Stated exercise: Copy each line that holds "document".

>> START Exercise inputs

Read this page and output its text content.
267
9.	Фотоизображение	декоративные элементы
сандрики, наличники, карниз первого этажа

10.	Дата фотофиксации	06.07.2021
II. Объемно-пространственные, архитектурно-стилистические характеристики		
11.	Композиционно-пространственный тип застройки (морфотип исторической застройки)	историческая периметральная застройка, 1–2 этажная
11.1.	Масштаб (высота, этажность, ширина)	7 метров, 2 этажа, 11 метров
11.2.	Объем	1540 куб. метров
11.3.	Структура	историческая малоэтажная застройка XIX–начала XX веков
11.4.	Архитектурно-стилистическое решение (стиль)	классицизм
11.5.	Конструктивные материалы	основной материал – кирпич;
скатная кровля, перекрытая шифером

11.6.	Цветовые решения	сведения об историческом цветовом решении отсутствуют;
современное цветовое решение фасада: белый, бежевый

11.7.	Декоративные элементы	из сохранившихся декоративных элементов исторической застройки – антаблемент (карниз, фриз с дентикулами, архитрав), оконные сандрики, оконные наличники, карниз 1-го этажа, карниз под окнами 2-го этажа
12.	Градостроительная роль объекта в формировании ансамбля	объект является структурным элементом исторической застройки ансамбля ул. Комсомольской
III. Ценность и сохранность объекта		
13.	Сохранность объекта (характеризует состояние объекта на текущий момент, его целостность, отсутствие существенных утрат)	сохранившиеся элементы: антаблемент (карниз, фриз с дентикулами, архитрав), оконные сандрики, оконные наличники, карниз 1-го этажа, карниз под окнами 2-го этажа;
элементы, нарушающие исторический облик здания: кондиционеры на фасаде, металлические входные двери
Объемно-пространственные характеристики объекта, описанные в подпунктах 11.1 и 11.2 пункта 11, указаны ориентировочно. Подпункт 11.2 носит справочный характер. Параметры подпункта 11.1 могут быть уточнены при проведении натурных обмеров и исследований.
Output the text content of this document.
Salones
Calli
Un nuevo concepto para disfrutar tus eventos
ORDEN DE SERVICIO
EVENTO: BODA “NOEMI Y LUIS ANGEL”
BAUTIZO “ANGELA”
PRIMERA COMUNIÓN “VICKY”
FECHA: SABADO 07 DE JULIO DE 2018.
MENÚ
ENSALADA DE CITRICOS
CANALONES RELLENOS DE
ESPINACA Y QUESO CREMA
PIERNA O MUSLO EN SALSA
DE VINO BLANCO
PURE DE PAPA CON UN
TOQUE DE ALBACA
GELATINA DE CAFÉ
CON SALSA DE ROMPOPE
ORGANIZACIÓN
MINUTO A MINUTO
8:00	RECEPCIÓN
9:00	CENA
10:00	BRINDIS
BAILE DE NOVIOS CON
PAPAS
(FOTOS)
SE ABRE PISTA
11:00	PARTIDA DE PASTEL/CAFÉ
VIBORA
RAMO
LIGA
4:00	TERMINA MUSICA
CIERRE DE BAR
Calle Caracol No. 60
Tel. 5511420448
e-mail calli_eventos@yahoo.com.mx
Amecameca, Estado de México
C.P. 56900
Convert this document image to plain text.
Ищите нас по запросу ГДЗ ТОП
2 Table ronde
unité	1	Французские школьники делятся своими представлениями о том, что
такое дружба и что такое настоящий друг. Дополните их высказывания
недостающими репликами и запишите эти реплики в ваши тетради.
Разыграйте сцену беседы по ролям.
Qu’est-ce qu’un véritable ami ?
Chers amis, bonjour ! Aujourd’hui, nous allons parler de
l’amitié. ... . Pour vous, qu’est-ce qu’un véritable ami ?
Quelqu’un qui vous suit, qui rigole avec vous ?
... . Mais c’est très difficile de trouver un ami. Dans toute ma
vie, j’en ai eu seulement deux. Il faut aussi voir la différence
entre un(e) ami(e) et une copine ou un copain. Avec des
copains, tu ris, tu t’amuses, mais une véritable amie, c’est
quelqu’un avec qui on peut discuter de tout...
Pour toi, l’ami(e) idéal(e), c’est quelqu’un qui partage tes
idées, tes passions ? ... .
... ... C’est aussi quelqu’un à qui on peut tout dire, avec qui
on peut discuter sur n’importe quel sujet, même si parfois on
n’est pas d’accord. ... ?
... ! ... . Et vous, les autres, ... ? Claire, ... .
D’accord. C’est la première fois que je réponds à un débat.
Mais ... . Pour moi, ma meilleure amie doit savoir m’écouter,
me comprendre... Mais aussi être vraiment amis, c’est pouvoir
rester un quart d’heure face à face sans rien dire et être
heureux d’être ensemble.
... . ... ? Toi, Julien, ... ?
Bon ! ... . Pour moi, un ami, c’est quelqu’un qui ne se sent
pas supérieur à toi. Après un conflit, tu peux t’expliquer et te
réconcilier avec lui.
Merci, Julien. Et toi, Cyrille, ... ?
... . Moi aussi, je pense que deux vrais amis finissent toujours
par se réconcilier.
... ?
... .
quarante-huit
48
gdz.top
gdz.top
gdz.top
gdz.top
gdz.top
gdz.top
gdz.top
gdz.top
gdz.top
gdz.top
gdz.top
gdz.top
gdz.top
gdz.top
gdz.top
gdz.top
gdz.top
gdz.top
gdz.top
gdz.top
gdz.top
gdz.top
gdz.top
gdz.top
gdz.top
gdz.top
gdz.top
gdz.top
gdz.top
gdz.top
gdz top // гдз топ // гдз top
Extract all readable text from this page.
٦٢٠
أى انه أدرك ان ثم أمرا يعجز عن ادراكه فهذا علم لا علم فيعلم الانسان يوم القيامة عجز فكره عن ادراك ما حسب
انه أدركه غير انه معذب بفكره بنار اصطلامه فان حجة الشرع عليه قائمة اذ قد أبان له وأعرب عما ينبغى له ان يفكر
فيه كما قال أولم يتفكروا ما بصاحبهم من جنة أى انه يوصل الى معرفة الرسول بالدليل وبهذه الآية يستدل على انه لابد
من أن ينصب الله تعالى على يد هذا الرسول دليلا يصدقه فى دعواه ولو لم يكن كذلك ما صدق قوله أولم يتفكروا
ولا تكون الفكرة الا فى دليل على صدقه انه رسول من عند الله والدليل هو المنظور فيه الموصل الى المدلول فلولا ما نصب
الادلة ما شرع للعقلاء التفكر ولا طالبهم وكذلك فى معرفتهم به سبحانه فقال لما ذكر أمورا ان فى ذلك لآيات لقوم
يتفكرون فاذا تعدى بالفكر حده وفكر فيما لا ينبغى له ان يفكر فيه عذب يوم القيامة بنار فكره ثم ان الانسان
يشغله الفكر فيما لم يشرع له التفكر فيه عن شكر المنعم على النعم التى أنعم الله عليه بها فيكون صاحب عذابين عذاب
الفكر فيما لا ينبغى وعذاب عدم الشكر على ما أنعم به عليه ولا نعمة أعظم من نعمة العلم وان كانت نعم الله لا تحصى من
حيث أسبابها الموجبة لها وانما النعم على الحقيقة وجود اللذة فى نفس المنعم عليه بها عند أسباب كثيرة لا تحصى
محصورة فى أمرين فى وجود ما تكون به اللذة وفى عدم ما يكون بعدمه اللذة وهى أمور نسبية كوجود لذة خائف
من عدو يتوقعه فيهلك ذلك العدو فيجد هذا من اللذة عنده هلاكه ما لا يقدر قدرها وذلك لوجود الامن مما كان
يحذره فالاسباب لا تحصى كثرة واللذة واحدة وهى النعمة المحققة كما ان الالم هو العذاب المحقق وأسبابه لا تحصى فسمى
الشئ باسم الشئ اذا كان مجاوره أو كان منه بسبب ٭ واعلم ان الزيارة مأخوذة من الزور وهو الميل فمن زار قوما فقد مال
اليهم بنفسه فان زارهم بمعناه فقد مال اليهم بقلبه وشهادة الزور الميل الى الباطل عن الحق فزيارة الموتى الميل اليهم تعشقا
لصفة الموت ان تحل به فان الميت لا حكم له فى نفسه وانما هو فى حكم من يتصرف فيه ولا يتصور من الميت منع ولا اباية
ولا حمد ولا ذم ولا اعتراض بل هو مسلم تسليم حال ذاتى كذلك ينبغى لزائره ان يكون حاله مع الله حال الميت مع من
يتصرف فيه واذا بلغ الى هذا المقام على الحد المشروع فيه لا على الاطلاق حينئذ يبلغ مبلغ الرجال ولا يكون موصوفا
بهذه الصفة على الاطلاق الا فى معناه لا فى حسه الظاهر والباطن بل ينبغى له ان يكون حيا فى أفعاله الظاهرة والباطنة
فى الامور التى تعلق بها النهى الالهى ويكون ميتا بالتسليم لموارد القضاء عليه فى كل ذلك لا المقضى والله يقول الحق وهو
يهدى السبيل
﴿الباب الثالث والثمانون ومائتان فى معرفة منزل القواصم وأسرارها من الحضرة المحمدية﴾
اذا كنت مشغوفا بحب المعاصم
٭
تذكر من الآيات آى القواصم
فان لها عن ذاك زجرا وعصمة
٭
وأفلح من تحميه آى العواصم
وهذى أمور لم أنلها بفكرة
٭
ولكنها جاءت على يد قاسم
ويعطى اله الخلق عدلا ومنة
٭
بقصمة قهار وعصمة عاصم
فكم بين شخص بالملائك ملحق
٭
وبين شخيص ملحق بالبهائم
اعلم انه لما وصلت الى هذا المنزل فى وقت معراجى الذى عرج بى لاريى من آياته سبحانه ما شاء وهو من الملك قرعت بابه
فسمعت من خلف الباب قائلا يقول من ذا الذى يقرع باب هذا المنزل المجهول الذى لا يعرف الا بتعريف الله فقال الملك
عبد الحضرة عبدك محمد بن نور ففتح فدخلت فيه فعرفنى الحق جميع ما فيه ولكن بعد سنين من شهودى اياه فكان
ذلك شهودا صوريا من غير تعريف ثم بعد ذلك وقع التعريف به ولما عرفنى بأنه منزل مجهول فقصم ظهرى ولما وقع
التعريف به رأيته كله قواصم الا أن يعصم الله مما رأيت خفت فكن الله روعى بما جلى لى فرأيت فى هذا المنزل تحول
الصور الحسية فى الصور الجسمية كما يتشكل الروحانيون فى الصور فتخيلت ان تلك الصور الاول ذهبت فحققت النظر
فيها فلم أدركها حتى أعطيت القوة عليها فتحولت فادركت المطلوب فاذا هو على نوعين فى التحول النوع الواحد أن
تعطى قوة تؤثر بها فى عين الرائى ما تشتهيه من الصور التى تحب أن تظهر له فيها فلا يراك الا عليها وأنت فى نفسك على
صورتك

>> END Exercise inputs

Task solution:
Output the text content of this document.
Convert this document image to plain text.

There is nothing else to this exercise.